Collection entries
§

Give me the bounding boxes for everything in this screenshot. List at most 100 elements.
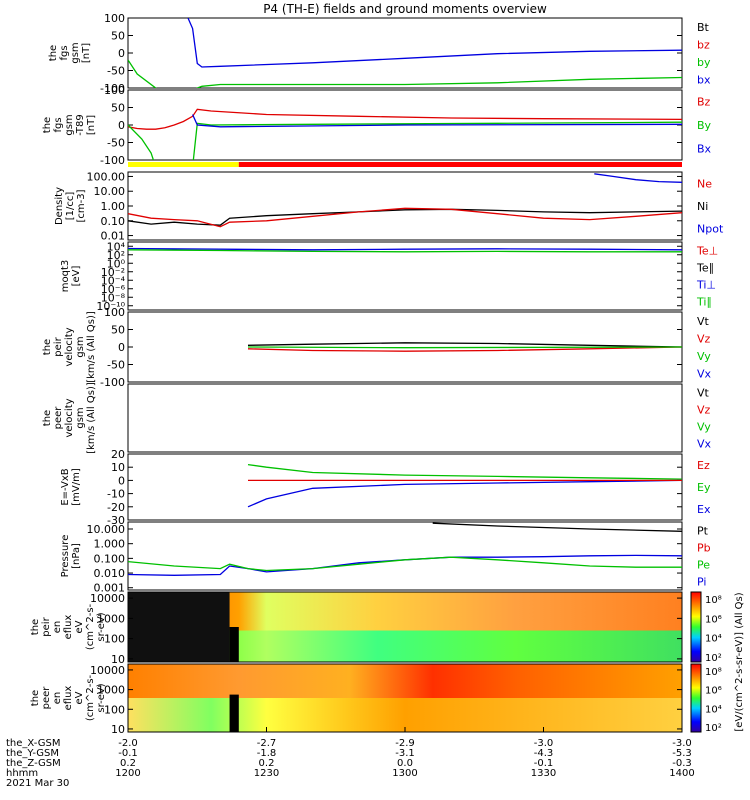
- legend-entry: Ne: [697, 177, 712, 190]
- legend-entry: Ez: [697, 459, 710, 472]
- y-tick-label: -50: [107, 137, 125, 150]
- y-axis-label-line: [km/s (All Qs)]: [86, 311, 97, 383]
- y-tick-label: 10⁻⁸: [101, 291, 126, 304]
- panel-frame-pressure: [127, 521, 683, 591]
- y-axis-label-line: (cm^2-s-: [85, 674, 96, 721]
- y-axis-label-efield: E=-VxB [mV/m]: [60, 468, 82, 506]
- y-tick-label: 0.001: [94, 582, 126, 595]
- y-axis-label-line: gsm: [70, 42, 81, 63]
- y-tick-label: 50: [111, 324, 125, 337]
- y-tick-label: -50: [107, 359, 125, 372]
- x-tick-value: -0.1: [534, 758, 554, 769]
- y-axis-label-line: eflux: [63, 686, 74, 711]
- legend-entry: bz: [697, 38, 710, 51]
- x-tick-value: 1300: [392, 768, 417, 779]
- y-axis-label-fgs-de: the fgs gsm -T89 [nT]: [42, 114, 97, 136]
- series-line: [247, 479, 682, 508]
- x-tick-value: 0.2: [259, 758, 275, 769]
- y-axis-label-line: Pressure: [60, 535, 71, 578]
- y-axis-label-line: eV: [74, 620, 85, 633]
- y-tick-label: 0.100: [94, 552, 126, 565]
- x-tick-value: -0.3: [672, 758, 692, 769]
- series-line: [128, 249, 682, 253]
- y-axis-label-line: fgs: [53, 117, 64, 132]
- y-tick-label: 1000: [97, 612, 125, 625]
- legend-entry: Bx: [697, 142, 712, 155]
- y-tick-label: 0: [118, 47, 125, 60]
- panel-frame-ve: [127, 383, 683, 453]
- series-line: [128, 108, 682, 130]
- legend-entry: bx: [697, 73, 711, 86]
- y-tick-label: -30: [107, 514, 125, 527]
- y-axis-label-line: peir: [41, 616, 52, 636]
- y-axis-label-line: the: [42, 117, 53, 133]
- y-tick-label: 10⁻⁶: [101, 283, 126, 296]
- y-tick-label: 50: [111, 102, 125, 115]
- panel-frame-density: [127, 171, 683, 241]
- legend-entry: Vz: [697, 332, 711, 345]
- legend-entry: Npot: [697, 223, 724, 236]
- series-line: [247, 346, 682, 352]
- y-axis-label-line: peir: [53, 336, 64, 356]
- x-tick-value: -3.0: [672, 738, 692, 749]
- electron-spectrogram-low: [128, 698, 682, 732]
- legend-entry: Bt: [697, 21, 710, 34]
- y-axis-label-ion-spec: the peir en eflux eV (cm^2-s-sr-eV): [30, 603, 107, 650]
- y-axis-label-line: fgs: [59, 45, 70, 60]
- x-tick-value: 1200: [115, 768, 140, 779]
- y-tick-label: 10⁻²: [101, 266, 125, 279]
- x-axis-row-label: the_X-GSM: [6, 738, 60, 749]
- y-axis-label-line: en: [52, 621, 63, 634]
- y-axis-label-pressure: Pressure [nPa]: [60, 535, 82, 578]
- x-axis-row-label: the_Z-GSM: [6, 758, 61, 769]
- y-axis-label-line: (cm^2-s-: [85, 603, 96, 650]
- y-axis-label-line: Density: [54, 187, 65, 225]
- y-axis-label-line: the: [48, 45, 59, 61]
- legend-entry: Ti∥: [696, 296, 712, 309]
- legend-entry: Te⊥: [696, 245, 718, 258]
- mode-bar-slow: [128, 162, 239, 167]
- electron-spectrogram-high: [128, 664, 682, 698]
- series-line: [192, 114, 682, 128]
- x-axis-row-label: hhmm: [6, 768, 38, 779]
- legend-entry: Vt: [697, 315, 710, 328]
- x-tick-value: -3.1: [395, 748, 415, 759]
- x-tick-value: -3.0: [534, 738, 554, 749]
- legend-entry: Vx: [697, 367, 712, 380]
- y-tick-label: 10⁰: [107, 257, 126, 270]
- legend-entry: Vz: [697, 404, 711, 417]
- colorbar-tick-label: 10²: [705, 653, 722, 664]
- y-axis-label-line: [eV]: [71, 266, 82, 287]
- panel-frame-ion-spec: [127, 591, 683, 663]
- series-line: [247, 463, 682, 480]
- y-axis-label-line: [nPa]: [71, 543, 82, 569]
- y-tick-label: 100: [104, 84, 125, 97]
- y-tick-label: 1.00: [101, 200, 126, 213]
- y-tick-label: 10.000: [87, 523, 126, 536]
- y-tick-label: 0: [118, 119, 125, 132]
- legend-entry: Pb: [697, 542, 711, 555]
- series-line: [247, 342, 682, 348]
- y-tick-label: 0.10: [101, 215, 126, 228]
- legend-entry: Te∥: [696, 262, 714, 275]
- y-axis-label-line: peer: [41, 686, 52, 710]
- y-axis-label-density: Density [1/cc] [cm-3]: [54, 187, 87, 225]
- y-tick-label: 10: [111, 461, 125, 474]
- legend-entry: Vx: [697, 438, 712, 451]
- y-tick-label: 100: [104, 633, 125, 646]
- y-tick-label: 0.01: [101, 230, 126, 243]
- y-axis-label-line: [cm-3]: [76, 189, 87, 222]
- y-tick-label: 10²: [107, 249, 125, 262]
- colorbar-tick-label: 10⁴: [705, 704, 722, 715]
- legend-entry: Vy: [697, 350, 711, 363]
- series-line: [432, 522, 682, 532]
- y-axis-label-elec-spec: the peer en eflux eV (cm^2-s-sr-eV): [30, 674, 107, 721]
- ion-spectrogram-gap: [229, 627, 239, 662]
- y-axis-label-line: eV: [74, 691, 85, 704]
- legend-entry: Vt: [697, 387, 710, 400]
- y-tick-label: -10: [107, 488, 125, 501]
- series-line: [247, 346, 682, 349]
- y-tick-label: 10000: [90, 664, 125, 677]
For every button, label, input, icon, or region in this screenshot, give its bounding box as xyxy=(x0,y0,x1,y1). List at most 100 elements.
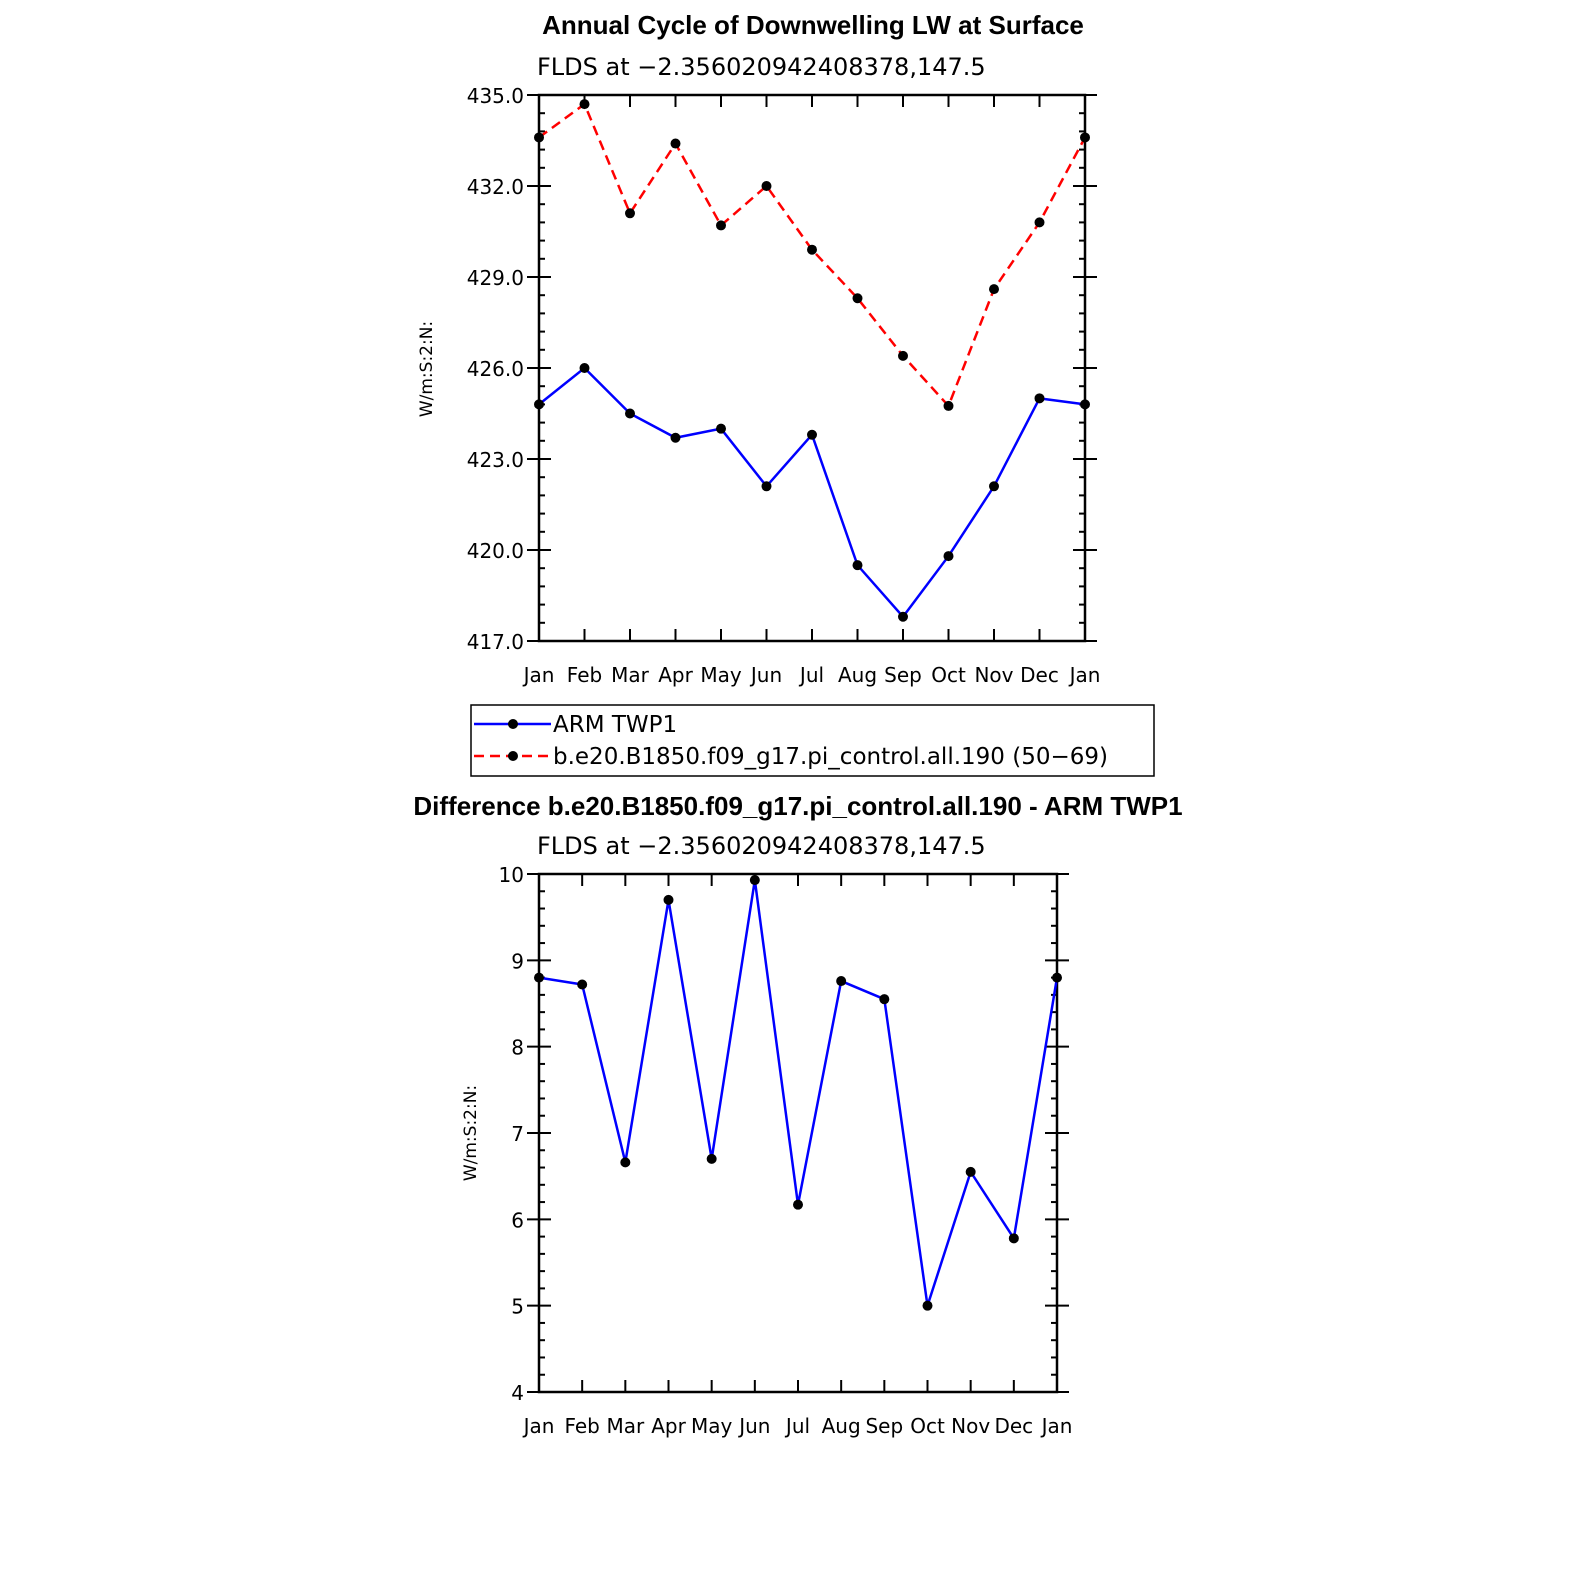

§

◆ Problem to solve: Reproduce all of the records above word for word, leaving out the pictures.

◆ Correct response:
Give me the bounding boxes for everything in this screenshot. List at most 100 elements.
- legend-entry: Ne: [697, 177, 712, 190]
- legend-entry: Ez: [697, 459, 710, 472]
- y-tick-label: -50: [107, 137, 125, 150]
- y-axis-label-line: [km/s (All Qs)]: [86, 311, 97, 383]
- y-tick-label: 10⁻⁸: [101, 291, 126, 304]
- panel-frame-pressure: [127, 521, 683, 591]
- y-axis-label-line: (cm^2-s-: [85, 674, 96, 721]
- y-axis-label-efield: E=-VxB [mV/m]: [60, 468, 82, 506]
- y-tick-label: 0.001: [94, 582, 126, 595]
- y-axis-label-line: gsm: [70, 42, 81, 63]
- y-tick-label: 50: [111, 324, 125, 337]
- y-tick-label: -50: [107, 359, 125, 372]
- x-tick-value: -0.1: [534, 758, 554, 769]
- y-axis-label-line: eflux: [63, 686, 74, 711]
- legend-entry: bz: [697, 38, 710, 51]
- x-tick-value: 1300: [392, 768, 417, 779]
- y-axis-label-fgs-de: the fgs gsm -T89 [nT]: [42, 114, 97, 136]
- series-line: [247, 479, 682, 508]
- x-tick-value: 0.2: [259, 758, 275, 769]
- y-axis-label-line: Pressure: [60, 535, 71, 578]
- y-axis-label-line: eV: [74, 620, 85, 633]
- y-tick-label: 0.100: [94, 552, 126, 565]
- x-tick-value: -0.3: [672, 758, 692, 769]
- series-line: [128, 249, 682, 253]
- y-axis-label-line: fgs: [53, 117, 64, 132]
- y-tick-label: 1000: [97, 612, 125, 625]
- legend-entry: Bx: [697, 142, 712, 155]
- y-tick-label: 0: [118, 47, 125, 60]
- panel-frame-ve: [127, 383, 683, 453]
- series-line: [128, 108, 682, 130]
- legend-entry: bx: [697, 73, 711, 86]
- y-tick-label: -30: [107, 514, 125, 527]
- y-axis-label-line: peir: [41, 616, 52, 636]
- y-axis-label-line: the: [42, 117, 53, 133]
- y-tick-label: 10⁻⁶: [101, 283, 126, 296]
- y-tick-label: 50: [111, 102, 125, 115]
- panel-frame-density: [127, 171, 683, 241]
- legend-entry: Vz: [697, 332, 711, 345]
- legend-entry: Npot: [697, 223, 724, 236]
- series-line: [247, 346, 682, 352]
- y-axis-label-line: peir: [53, 336, 64, 356]
- x-tick-value: -3.0: [672, 738, 692, 749]
- electron-spectrogram-low: [128, 698, 682, 732]
- legend-entry: Bt: [697, 21, 710, 34]
- y-axis-label-ion-spec: the peir en eflux eV (cm^2-s-sr-eV): [30, 603, 107, 650]
- y-axis-label-line: fgs: [59, 45, 70, 60]
- x-tick-value: 1200: [115, 768, 140, 779]
- y-tick-label: 10⁻²: [101, 266, 125, 279]
- x-axis-row-label: the_X-GSM: [6, 738, 60, 749]
- y-axis-label-line: en: [52, 621, 63, 634]
- y-axis-label-pressure: Pressure [nPa]: [60, 535, 82, 578]
- x-axis-row-label: the_Z-GSM: [6, 758, 61, 769]
- y-axis-label-line: (cm^2-s-: [85, 603, 96, 650]
- y-axis-label-line: Density: [54, 187, 65, 225]
- y-axis-label-line: the: [48, 45, 59, 61]
- legend-entry: Ti∥: [696, 296, 712, 309]
- legend-entry: Te⊥: [696, 245, 718, 258]
- mode-bar-slow: [128, 162, 239, 167]
- electron-spectrogram-high: [128, 664, 682, 698]
- series-line: [192, 114, 682, 128]
- x-axis-row-label: hhmm: [6, 768, 38, 779]
- legend-entry: Vt: [697, 315, 710, 328]
- x-tick-value: -3.1: [395, 748, 415, 759]
- x-tick-value: -3.0: [534, 738, 554, 749]
- legend-entry: Vx: [697, 367, 712, 380]
- y-tick-label: 10⁰: [107, 257, 126, 270]
- legend-entry: Vz: [697, 404, 711, 417]
- colorbar-tick-label: 10²: [705, 653, 722, 664]
- y-axis-label-line: [eV]: [71, 266, 82, 287]
- panel-frame-ion-spec: [127, 591, 683, 663]
- series-line: [247, 463, 682, 480]
- y-axis-label-line: [nPa]: [71, 543, 82, 569]
- y-tick-label: 100: [104, 84, 125, 97]
- y-tick-label: 1.00: [101, 200, 126, 213]
- y-tick-label: 10.000: [87, 523, 126, 536]
- y-tick-label: 0: [118, 119, 125, 132]
- legend-entry: Pb: [697, 542, 711, 555]
- series-line: [247, 342, 682, 348]
- y-tick-label: 0.10: [101, 215, 126, 228]
- legend-entry: Te∥: [696, 262, 714, 275]
- y-axis-label-line: peer: [41, 686, 52, 710]
- y-axis-label-density: Density [1/cc] [cm-3]: [54, 187, 87, 225]
- y-tick-label: 10: [111, 461, 125, 474]
- legend-entry: Vx: [697, 438, 712, 451]
- y-tick-label: 100: [104, 633, 125, 646]
- y-tick-label: 0.01: [101, 230, 126, 243]
- y-axis-label-line: [cm-3]: [76, 189, 87, 222]
- y-tick-label: 10²: [107, 249, 125, 262]
- colorbar-tick-label: 10⁴: [705, 704, 722, 715]
- legend-entry: Vy: [697, 350, 711, 363]
- series-line: [432, 522, 682, 532]
- y-axis-label-elec-spec: the peer en eflux eV (cm^2-s-sr-eV): [30, 674, 107, 721]
- ion-spectrogram-gap: [229, 627, 239, 662]
- y-axis-label-line: eV: [74, 691, 85, 704]
- legend-entry: Vt: [697, 387, 710, 400]
- y-tick-label: -10: [107, 488, 125, 501]
- series-line: [247, 346, 682, 349]
- y-tick-label: 10000: [90, 664, 125, 677]
For every button, label, input, icon, or region in this screenshot, give its bounding box as xyxy=(x0,y0,x1,y1). List at most 100 elements.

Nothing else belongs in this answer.